EXERCISE REQUIREMENTS:
Repeat each line word for word.

DATASET EXCERPTS:
•••••

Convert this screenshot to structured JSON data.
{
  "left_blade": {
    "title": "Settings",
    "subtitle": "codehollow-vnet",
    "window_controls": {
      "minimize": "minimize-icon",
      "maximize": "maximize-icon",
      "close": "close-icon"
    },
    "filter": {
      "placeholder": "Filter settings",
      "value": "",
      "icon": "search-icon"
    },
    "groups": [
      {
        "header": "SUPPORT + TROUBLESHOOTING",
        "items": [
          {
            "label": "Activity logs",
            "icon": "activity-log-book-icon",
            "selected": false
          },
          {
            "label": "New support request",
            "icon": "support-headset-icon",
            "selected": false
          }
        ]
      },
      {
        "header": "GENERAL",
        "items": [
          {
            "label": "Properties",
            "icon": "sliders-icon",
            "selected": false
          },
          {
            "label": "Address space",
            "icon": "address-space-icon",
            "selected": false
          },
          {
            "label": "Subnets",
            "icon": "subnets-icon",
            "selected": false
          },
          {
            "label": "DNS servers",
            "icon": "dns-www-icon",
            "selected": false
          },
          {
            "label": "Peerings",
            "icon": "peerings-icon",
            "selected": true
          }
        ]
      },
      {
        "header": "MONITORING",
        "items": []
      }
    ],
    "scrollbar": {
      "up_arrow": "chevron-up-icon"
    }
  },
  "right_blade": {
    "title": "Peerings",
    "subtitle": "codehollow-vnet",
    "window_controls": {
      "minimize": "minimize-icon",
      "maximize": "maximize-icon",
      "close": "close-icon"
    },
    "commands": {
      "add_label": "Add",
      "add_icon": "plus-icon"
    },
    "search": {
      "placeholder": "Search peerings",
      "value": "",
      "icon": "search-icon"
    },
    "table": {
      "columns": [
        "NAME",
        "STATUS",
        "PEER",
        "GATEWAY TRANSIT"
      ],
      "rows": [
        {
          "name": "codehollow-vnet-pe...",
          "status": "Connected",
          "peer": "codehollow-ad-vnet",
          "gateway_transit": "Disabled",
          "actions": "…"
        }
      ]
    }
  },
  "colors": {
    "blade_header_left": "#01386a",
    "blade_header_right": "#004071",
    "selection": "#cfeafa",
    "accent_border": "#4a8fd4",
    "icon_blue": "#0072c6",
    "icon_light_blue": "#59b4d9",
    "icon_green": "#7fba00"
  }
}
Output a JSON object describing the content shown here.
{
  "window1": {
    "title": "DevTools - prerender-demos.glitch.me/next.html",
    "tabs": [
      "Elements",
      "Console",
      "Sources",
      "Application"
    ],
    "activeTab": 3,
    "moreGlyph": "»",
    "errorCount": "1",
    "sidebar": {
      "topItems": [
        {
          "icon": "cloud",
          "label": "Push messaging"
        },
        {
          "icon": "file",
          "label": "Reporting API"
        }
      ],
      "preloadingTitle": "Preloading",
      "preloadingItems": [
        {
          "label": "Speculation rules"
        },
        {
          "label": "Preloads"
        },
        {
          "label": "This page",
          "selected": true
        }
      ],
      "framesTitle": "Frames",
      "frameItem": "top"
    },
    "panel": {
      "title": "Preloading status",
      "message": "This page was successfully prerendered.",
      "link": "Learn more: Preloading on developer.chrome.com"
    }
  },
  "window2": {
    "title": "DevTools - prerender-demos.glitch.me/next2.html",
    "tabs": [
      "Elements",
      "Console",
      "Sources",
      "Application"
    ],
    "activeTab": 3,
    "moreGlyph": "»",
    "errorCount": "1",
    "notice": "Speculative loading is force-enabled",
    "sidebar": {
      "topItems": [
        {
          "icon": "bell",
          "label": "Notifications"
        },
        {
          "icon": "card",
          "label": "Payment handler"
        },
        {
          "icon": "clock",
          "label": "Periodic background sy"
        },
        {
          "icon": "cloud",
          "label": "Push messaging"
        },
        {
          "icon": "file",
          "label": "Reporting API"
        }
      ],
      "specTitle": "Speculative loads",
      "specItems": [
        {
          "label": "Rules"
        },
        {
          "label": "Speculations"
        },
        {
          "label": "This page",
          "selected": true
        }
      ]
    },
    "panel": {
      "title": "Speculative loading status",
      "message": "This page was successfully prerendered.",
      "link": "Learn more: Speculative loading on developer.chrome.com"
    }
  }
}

•••••

WRITTEN RESPONSE:
Convert this screenshot to structured JSON data.
{
  "left_blade": {
    "title": "Settings",
    "subtitle": "codehollow-vnet",
    "window_controls": {
      "minimize": "minimize-icon",
      "maximize": "maximize-icon",
      "close": "close-icon"
    },
    "filter": {
      "placeholder": "Filter settings",
      "value": "",
      "icon": "search-icon"
    },
    "groups": [
      {
        "header": "SUPPORT + TROUBLESHOOTING",
        "items": [
          {
            "label": "Activity logs",
            "icon": "activity-log-book-icon",
            "selected": false
          },
          {
            "label": "New support request",
            "icon": "support-headset-icon",
            "selected": false
          }
        ]
      },
      {
        "header": "GENERAL",
        "items": [
          {
            "label": "Properties",
            "icon": "sliders-icon",
            "selected": false
          },
          {
            "label": "Address space",
            "icon": "address-space-icon",
            "selected": false
          },
          {
            "label": "Subnets",
            "icon": "subnets-icon",
            "selected": false
          },
          {
            "label": "DNS servers",
            "icon": "dns-www-icon",
            "selected": false
          },
          {
            "label": "Peerings",
            "icon": "peerings-icon",
            "selected": true
          }
        ]
      },
      {
        "header": "MONITORING",
        "items": []
      }
    ],
    "scrollbar": {
      "up_arrow": "chevron-up-icon"
    }
  },
  "right_blade": {
    "title": "Peerings",
    "subtitle": "codehollow-vnet",
    "window_controls": {
      "minimize": "minimize-icon",
      "maximize": "maximize-icon",
      "close": "close-icon"
    },
    "commands": {
      "add_label": "Add",
      "add_icon": "plus-icon"
    },
    "search": {
      "placeholder": "Search peerings",
      "value": "",
      "icon": "search-icon"
    },
    "table": {
      "columns": [
        "NAME",
        "STATUS",
        "PEER",
        "GATEWAY TRANSIT"
      ],
      "rows": [
        {
          "name": "codehollow-vnet-pe...",
          "status": "Connected",
          "peer": "codehollow-ad-vnet",
          "gateway_transit": "Disabled",
          "actions": "…"
        }
      ]
    }
  },
  "colors": {
    "blade_header_left": "#01386a",
    "blade_header_right": "#004071",
    "selection": "#cfeafa",
    "accent_border": "#4a8fd4",
    "icon_blue": "#0072c6",
    "icon_light_blue": "#59b4d9",
    "icon_green": "#7fba00"
  }
}
Output a JSON object describing the content shown here.
{
  "window1": {
    "title": "DevTools - prerender-demos.glitch.me/next.html",
    "tabs": [
      "Elements",
      "Console",
      "Sources",
      "Application"
    ],
    "activeTab": 3,
    "moreGlyph": "»",
    "errorCount": "1",
    "sidebar": {
      "topItems": [
        {
          "icon": "cloud",
          "label": "Push messaging"
        },
        {
          "icon": "file",
          "label": "Reporting API"
        }
      ],
      "preloadingTitle": "Preloading",
      "preloadingItems": [
        {
          "label": "Speculation rules"
        },
        {
          "label": "Preloads"
        },
        {
          "label": "This page",
          "selected": true
        }
      ],
      "framesTitle": "Frames",
      "frameItem": "top"
    },
    "panel": {
      "title": "Preloading status",
      "message": "This page was successfully prerendered.",
      "link": "Learn more: Preloading on developer.chrome.com"
    }
  },
  "window2": {
    "title": "DevTools - prerender-demos.glitch.me/next2.html",
    "tabs": [
      "Elements",
      "Console",
      "Sources",
      "Application"
    ],
    "activeTab": 3,
    "moreGlyph": "»",
    "errorCount": "1",
    "notice": "Speculative loading is force-enabled",
    "sidebar": {
      "topItems": [
        {
          "icon": "bell",
          "label": "Notifications"
        },
        {
          "icon": "card",
          "label": "Payment handler"
        },
        {
          "icon": "clock",
          "label": "Periodic background sy"
        },
        {
          "icon": "cloud",
          "label": "Push messaging"
        },
        {
          "icon": "file",
          "label": "Reporting API"
        }
      ],
      "specTitle": "Speculative loads",
      "specItems": [
        {
          "label": "Rules"
        },
        {
          "label": "Speculations"
        },
        {
          "label": "This page",
          "selected": true
        }
      ]
    },
    "panel": {
      "title": "Speculative loading status",
      "message": "This page was successfully prerendered.",
      "link": "Learn more: Speculative loading on developer.chrome.com"
    }
  }
}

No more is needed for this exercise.